** BEGIN **

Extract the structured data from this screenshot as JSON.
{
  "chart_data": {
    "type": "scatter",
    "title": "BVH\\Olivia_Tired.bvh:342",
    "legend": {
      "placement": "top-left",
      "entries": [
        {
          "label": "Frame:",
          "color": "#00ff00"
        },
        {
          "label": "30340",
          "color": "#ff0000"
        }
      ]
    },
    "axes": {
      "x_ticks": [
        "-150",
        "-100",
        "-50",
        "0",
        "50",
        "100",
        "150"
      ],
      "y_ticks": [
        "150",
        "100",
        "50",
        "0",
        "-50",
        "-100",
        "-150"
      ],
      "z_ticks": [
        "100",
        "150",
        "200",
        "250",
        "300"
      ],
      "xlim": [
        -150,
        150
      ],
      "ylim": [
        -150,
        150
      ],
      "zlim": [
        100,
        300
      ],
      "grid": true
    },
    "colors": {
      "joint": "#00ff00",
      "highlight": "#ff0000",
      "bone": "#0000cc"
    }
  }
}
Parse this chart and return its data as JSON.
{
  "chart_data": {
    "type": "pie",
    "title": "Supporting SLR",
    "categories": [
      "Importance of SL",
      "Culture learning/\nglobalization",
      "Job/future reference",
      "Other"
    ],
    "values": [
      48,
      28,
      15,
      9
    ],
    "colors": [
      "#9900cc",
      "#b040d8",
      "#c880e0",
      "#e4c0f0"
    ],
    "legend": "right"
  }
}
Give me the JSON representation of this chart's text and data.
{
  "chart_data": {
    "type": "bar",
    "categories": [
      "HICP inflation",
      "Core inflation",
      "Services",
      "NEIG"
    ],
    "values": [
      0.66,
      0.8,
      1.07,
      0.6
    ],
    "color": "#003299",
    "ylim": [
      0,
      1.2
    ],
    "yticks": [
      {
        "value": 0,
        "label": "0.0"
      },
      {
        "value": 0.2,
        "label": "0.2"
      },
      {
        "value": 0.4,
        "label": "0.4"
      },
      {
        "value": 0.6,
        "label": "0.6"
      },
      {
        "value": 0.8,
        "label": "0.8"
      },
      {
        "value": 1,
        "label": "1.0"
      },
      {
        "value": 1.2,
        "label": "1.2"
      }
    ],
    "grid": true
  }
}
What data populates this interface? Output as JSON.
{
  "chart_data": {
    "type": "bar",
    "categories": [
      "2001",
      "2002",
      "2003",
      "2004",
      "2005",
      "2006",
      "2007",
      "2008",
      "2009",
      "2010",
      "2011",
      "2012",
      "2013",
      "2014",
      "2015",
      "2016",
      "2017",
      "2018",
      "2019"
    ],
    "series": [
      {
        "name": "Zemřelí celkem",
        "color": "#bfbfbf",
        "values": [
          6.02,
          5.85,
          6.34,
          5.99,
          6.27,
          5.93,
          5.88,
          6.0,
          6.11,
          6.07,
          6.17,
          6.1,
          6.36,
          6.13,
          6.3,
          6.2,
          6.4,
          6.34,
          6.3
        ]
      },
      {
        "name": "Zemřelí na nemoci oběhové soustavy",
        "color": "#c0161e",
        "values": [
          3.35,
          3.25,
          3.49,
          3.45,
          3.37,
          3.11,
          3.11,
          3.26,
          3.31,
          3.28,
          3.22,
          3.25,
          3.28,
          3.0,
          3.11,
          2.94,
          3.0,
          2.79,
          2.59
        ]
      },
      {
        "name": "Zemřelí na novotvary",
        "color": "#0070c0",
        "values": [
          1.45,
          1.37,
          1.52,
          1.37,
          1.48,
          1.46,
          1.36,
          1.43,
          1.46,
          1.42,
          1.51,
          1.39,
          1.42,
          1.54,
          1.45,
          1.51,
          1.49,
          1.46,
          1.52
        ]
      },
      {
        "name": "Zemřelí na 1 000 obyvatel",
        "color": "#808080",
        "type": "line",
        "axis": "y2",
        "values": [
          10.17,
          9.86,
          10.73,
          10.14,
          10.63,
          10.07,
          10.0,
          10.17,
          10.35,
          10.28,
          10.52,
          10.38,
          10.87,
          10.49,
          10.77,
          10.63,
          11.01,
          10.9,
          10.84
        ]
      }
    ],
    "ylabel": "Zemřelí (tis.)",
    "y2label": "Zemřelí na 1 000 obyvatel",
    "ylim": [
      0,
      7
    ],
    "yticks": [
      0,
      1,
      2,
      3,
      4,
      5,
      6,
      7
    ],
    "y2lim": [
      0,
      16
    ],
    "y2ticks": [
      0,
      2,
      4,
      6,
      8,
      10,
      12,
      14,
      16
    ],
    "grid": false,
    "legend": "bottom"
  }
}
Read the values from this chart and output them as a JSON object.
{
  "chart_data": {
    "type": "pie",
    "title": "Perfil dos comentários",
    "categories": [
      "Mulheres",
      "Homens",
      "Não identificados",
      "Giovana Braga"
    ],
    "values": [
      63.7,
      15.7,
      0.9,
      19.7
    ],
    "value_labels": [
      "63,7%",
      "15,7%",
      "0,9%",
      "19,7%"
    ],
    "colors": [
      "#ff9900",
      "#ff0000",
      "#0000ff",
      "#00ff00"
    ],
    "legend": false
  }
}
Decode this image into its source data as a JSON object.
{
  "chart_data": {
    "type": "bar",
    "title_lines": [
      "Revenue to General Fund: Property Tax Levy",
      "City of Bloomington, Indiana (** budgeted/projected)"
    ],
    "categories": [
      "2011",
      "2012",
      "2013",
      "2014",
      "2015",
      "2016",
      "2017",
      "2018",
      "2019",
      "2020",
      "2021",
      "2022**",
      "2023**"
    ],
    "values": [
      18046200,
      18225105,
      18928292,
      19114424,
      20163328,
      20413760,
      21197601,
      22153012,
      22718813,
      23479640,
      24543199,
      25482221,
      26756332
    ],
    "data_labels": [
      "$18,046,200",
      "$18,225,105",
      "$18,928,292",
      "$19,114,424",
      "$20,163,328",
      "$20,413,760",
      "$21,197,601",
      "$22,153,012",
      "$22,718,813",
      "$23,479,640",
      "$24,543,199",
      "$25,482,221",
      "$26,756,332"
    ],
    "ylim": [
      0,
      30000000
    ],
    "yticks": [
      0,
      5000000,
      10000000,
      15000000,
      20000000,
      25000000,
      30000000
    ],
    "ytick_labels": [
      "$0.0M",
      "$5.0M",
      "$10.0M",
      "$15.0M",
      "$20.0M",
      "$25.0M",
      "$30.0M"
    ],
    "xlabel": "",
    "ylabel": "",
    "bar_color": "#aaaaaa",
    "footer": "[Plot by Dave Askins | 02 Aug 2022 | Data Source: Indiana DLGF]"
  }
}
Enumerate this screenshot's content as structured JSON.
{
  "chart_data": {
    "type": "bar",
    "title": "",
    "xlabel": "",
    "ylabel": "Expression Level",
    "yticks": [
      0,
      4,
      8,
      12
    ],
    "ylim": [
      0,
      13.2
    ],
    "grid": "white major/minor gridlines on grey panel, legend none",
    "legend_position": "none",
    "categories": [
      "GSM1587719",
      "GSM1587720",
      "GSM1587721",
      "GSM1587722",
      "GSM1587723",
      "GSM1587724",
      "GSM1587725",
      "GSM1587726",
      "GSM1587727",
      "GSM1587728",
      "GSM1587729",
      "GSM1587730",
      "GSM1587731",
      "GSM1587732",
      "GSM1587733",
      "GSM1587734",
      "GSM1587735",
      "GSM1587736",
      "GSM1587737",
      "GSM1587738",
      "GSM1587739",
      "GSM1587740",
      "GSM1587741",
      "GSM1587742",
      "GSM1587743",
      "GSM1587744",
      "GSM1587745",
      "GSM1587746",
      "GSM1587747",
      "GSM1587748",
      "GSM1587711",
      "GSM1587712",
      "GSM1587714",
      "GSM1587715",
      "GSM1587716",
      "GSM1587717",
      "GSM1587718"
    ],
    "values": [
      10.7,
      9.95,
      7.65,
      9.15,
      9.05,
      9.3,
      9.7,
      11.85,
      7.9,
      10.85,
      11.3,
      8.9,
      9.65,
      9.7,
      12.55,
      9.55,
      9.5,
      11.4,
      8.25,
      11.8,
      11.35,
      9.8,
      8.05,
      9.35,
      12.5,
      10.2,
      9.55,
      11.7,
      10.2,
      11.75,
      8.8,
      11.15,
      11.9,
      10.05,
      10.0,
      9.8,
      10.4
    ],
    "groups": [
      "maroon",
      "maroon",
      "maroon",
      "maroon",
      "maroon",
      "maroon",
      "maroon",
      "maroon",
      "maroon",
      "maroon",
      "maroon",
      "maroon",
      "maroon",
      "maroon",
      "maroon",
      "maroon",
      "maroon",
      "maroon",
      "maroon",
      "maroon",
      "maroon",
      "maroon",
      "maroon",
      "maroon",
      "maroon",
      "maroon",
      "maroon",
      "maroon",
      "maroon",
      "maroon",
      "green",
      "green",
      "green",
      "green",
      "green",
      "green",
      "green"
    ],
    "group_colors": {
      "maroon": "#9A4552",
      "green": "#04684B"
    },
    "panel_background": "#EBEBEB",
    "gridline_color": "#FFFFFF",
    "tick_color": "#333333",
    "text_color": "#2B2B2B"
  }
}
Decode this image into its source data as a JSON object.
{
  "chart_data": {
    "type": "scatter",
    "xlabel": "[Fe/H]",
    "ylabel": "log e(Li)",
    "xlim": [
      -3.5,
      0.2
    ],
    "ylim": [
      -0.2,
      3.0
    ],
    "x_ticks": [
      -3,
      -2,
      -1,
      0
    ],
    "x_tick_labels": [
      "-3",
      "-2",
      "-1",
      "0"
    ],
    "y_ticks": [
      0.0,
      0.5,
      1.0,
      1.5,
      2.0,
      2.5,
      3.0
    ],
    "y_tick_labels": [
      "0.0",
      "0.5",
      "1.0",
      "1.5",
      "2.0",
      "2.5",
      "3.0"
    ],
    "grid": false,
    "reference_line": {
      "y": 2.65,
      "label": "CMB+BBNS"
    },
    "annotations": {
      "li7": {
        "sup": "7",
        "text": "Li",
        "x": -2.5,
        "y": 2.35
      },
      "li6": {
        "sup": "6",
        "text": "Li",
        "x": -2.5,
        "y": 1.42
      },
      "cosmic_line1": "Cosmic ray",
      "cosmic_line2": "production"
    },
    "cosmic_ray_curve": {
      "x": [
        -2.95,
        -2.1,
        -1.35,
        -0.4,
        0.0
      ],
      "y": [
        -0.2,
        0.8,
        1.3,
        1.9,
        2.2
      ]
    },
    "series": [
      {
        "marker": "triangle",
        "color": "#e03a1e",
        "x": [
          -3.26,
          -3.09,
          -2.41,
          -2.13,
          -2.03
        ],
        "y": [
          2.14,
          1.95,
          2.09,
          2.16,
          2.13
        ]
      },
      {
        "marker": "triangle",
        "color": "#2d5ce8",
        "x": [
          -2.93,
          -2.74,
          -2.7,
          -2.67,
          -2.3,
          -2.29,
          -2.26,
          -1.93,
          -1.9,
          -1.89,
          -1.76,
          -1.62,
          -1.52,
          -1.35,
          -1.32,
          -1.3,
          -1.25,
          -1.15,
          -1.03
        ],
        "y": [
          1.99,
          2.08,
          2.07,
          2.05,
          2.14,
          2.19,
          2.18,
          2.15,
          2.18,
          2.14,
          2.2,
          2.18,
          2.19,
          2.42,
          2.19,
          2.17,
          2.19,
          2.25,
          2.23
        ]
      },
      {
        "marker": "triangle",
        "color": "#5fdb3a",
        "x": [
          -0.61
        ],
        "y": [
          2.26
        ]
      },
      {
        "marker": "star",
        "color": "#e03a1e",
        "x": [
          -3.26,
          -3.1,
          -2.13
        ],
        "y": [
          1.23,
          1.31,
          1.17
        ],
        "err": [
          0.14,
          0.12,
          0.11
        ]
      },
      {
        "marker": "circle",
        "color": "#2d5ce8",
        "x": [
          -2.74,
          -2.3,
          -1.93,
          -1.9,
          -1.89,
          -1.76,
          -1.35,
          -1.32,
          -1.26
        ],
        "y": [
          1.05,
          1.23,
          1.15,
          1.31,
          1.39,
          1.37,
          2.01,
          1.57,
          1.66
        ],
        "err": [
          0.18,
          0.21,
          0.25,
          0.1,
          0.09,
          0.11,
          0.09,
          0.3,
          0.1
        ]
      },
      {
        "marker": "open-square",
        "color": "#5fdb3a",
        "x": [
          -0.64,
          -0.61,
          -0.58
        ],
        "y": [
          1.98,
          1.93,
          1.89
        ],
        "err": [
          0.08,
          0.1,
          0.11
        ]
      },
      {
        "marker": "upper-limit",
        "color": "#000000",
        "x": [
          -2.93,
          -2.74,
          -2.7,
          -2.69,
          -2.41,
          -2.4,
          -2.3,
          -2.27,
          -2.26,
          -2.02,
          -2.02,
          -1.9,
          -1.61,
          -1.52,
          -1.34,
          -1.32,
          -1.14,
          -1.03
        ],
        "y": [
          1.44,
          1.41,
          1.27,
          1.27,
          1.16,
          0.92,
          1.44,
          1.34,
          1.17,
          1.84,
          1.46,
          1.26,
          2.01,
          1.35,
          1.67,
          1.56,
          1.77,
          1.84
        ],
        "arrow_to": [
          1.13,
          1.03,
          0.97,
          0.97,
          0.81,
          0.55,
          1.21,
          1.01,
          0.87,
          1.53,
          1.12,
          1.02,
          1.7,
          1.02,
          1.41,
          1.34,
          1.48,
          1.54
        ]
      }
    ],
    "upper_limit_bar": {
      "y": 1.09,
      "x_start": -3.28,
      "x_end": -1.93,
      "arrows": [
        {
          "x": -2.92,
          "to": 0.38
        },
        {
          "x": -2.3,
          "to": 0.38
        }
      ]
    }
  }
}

** END **

[What this task involves]:
Search the data for the word "none" and copy each line where it appears.

[Worked answer]:
    "grid": "white major/minor gridlines on grey panel, legend none",
    "legend_position": "none",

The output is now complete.